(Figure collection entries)

-- BEGIN --

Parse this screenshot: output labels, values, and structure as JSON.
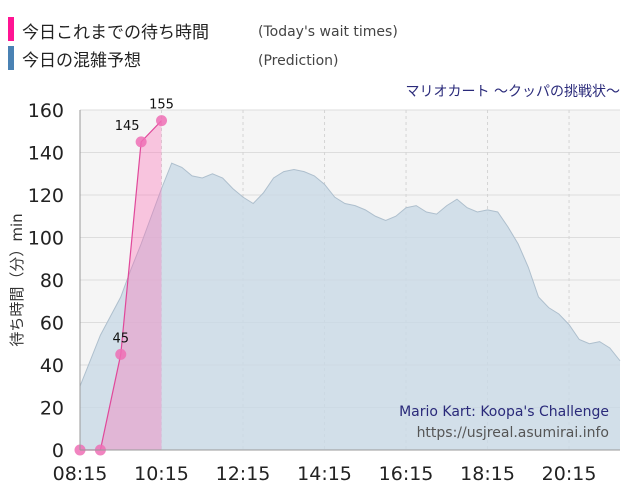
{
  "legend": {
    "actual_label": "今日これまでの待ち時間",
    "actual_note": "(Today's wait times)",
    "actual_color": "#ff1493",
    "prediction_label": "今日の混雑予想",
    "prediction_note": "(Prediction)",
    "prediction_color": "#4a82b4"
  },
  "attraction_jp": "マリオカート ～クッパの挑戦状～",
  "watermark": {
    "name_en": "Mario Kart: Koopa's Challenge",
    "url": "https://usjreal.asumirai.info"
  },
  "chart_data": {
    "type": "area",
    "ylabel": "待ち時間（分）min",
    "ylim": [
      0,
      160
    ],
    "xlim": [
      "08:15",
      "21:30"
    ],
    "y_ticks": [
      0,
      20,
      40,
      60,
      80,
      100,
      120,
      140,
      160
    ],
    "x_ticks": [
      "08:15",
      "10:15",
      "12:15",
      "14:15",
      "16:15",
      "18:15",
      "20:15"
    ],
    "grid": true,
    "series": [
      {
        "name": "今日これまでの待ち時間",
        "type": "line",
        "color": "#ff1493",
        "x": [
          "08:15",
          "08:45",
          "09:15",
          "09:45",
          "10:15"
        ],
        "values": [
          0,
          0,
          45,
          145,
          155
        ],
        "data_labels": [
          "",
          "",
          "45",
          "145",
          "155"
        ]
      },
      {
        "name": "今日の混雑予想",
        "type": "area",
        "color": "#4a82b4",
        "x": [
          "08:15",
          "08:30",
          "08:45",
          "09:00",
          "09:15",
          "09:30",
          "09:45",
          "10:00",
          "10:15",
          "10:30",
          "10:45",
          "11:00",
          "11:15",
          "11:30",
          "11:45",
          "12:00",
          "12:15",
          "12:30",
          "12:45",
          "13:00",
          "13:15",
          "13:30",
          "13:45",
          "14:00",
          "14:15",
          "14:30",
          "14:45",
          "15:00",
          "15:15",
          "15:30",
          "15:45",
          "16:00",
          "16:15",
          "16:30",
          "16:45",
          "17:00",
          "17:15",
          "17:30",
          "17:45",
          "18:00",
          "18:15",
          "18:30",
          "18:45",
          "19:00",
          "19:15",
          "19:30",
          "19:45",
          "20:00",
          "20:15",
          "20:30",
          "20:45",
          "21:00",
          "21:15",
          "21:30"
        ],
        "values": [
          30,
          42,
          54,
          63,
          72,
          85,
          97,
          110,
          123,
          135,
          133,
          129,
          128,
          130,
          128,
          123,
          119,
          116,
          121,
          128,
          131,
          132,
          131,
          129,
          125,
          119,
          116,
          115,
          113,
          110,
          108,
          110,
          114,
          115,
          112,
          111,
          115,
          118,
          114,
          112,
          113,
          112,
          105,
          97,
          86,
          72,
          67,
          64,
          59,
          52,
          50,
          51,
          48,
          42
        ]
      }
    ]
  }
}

-- END --

Transcribe the full listing above exactly, with the images removed.

## Exercise response
Parse this screenshot: output labels, values, and structure as JSON.
{
  "legend": {
    "actual_label": "今日これまでの待ち時間",
    "actual_note": "(Today's wait times)",
    "actual_color": "#ff1493",
    "prediction_label": "今日の混雑予想",
    "prediction_note": "(Prediction)",
    "prediction_color": "#4a82b4"
  },
  "attraction_jp": "マリオカート ～クッパの挑戦状～",
  "watermark": {
    "name_en": "Mario Kart: Koopa's Challenge",
    "url": "https://usjreal.asumirai.info"
  },
  "chart_data": {
    "type": "area",
    "ylabel": "待ち時間（分）min",
    "ylim": [
      0,
      160
    ],
    "xlim": [
      "08:15",
      "21:30"
    ],
    "y_ticks": [
      0,
      20,
      40,
      60,
      80,
      100,
      120,
      140,
      160
    ],
    "x_ticks": [
      "08:15",
      "10:15",
      "12:15",
      "14:15",
      "16:15",
      "18:15",
      "20:15"
    ],
    "grid": true,
    "series": [
      {
        "name": "今日これまでの待ち時間",
        "type": "line",
        "color": "#ff1493",
        "x": [
          "08:15",
          "08:45",
          "09:15",
          "09:45",
          "10:15"
        ],
        "values": [
          0,
          0,
          45,
          145,
          155
        ],
        "data_labels": [
          "",
          "",
          "45",
          "145",
          "155"
        ]
      },
      {
        "name": "今日の混雑予想",
        "type": "area",
        "color": "#4a82b4",
        "x": [
          "08:15",
          "08:30",
          "08:45",
          "09:00",
          "09:15",
          "09:30",
          "09:45",
          "10:00",
          "10:15",
          "10:30",
          "10:45",
          "11:00",
          "11:15",
          "11:30",
          "11:45",
          "12:00",
          "12:15",
          "12:30",
          "12:45",
          "13:00",
          "13:15",
          "13:30",
          "13:45",
          "14:00",
          "14:15",
          "14:30",
          "14:45",
          "15:00",
          "15:15",
          "15:30",
          "15:45",
          "16:00",
          "16:15",
          "16:30",
          "16:45",
          "17:00",
          "17:15",
          "17:30",
          "17:45",
          "18:00",
          "18:15",
          "18:30",
          "18:45",
          "19:00",
          "19:15",
          "19:30",
          "19:45",
          "20:00",
          "20:15",
          "20:30",
          "20:45",
          "21:00",
          "21:15",
          "21:30"
        ],
        "values": [
          30,
          42,
          54,
          63,
          72,
          85,
          97,
          110,
          123,
          135,
          133,
          129,
          128,
          130,
          128,
          123,
          119,
          116,
          121,
          128,
          131,
          132,
          131,
          129,
          125,
          119,
          116,
          115,
          113,
          110,
          108,
          110,
          114,
          115,
          112,
          111,
          115,
          118,
          114,
          112,
          113,
          112,
          105,
          97,
          86,
          72,
          67,
          64,
          59,
          52,
          50,
          51,
          48,
          42
        ]
      }
    ]
  }
}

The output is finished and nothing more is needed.